Exercise:
Provide a single number: the count of lines containing the string "Hooley".

Supplied data:
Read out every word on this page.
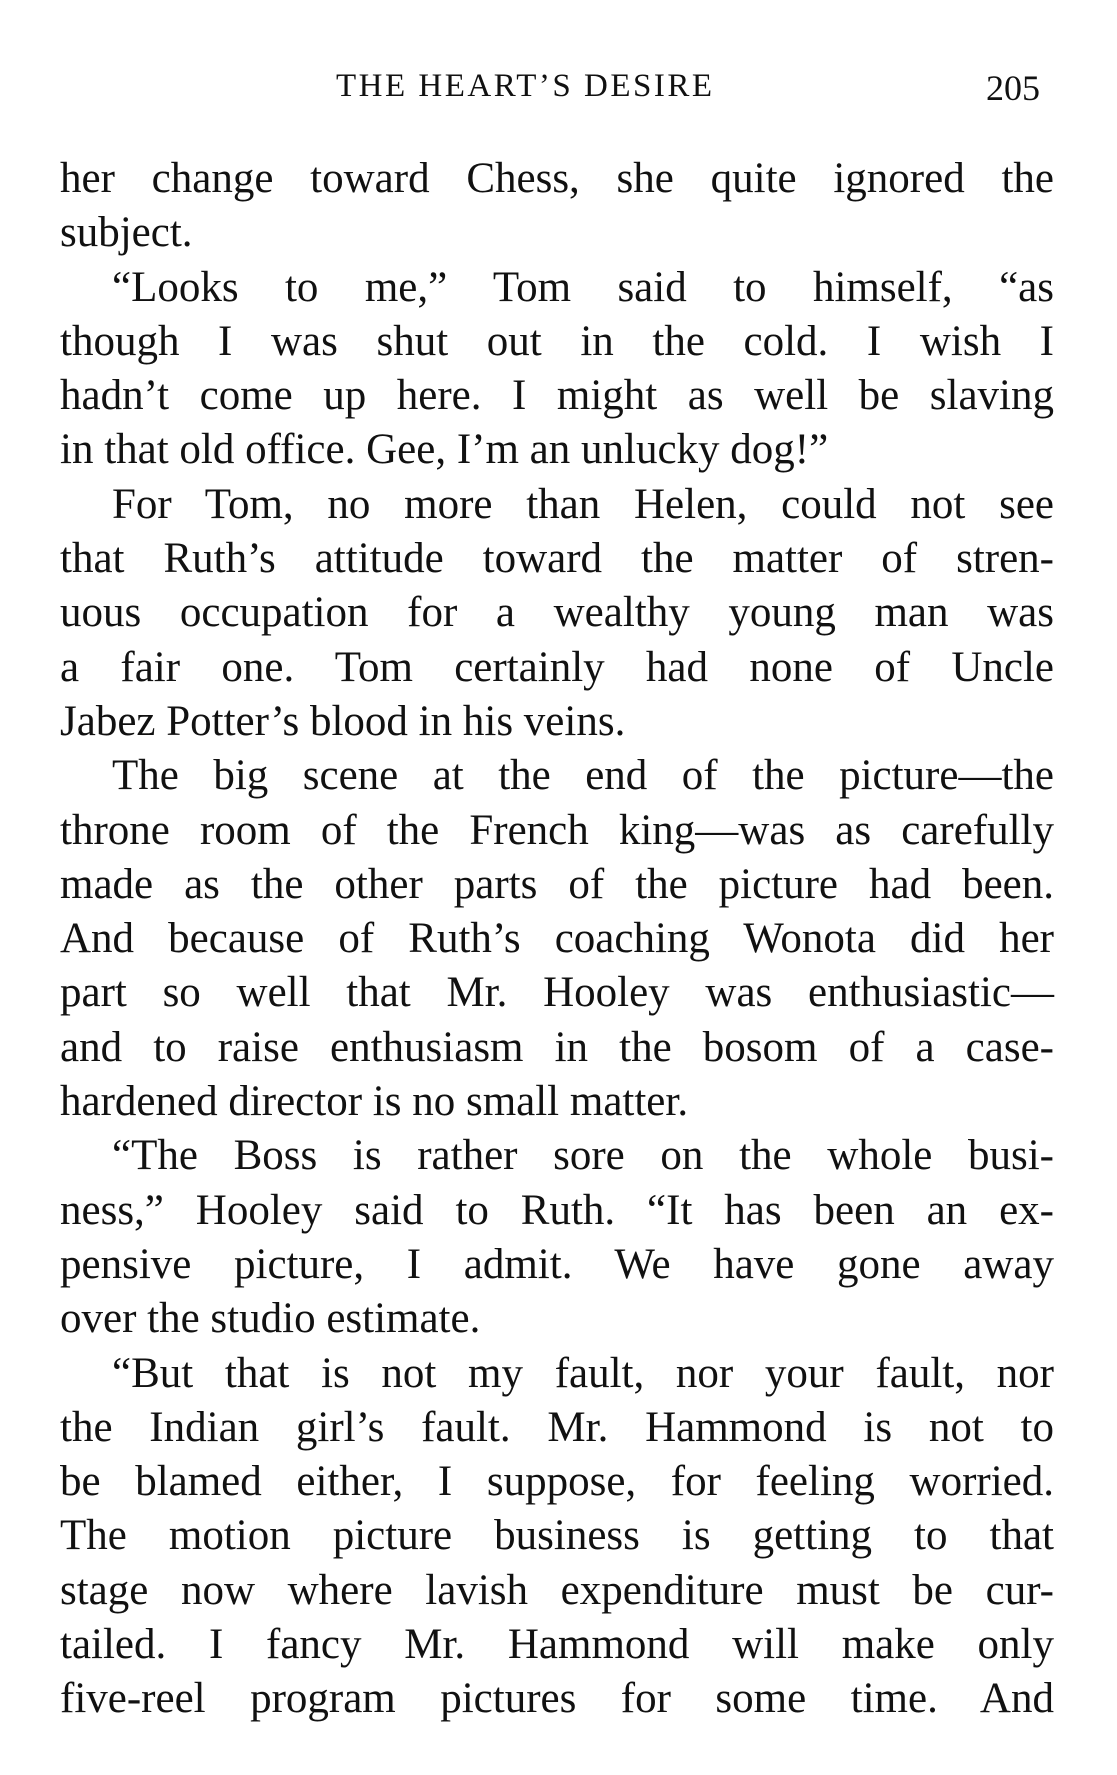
THE HEART’S DESIRE	205
her change toward Chess, she quite ignored the
subject.
“Looks to me,” Tom said to himself, “as
though I was shut out in the cold. I wish I
hadn’t come up here. I might as well be slaving
in that old office. Gee, I’m an unlucky dog!”
For Tom, no more than Helen, could not see
that Ruth’s attitude toward the matter of stren-
uous occupation for a wealthy young man was
a fair one. Tom certainly had none of Uncle
Jabez Potter’s blood in his veins.
The big scene at the end of the picture—the
throne room of the French king—was as carefully
made as the other parts of the picture had been.
And because of Ruth’s coaching Wonota did her
part so well that Mr. Hooley was enthusiastic—
and to raise enthusiasm in the bosom of a case-
hardened director is no small matter.
“The Boss is rather sore on the whole busi-
ness,” Hooley said to Ruth. “It has been an ex-
pensive picture, I admit. We have gone away
over the studio estimate.
“But that is not my fault, nor your fault, nor
the Indian girl’s fault. Mr. Hammond is not to
be blamed either, I suppose, for feeling worried.
The motion picture business is getting to that
stage now where lavish expenditure must be cur-
tailed. I fancy Mr. Hammond will make only
five-reel program pictures for some time. And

Answer to the exercise:
2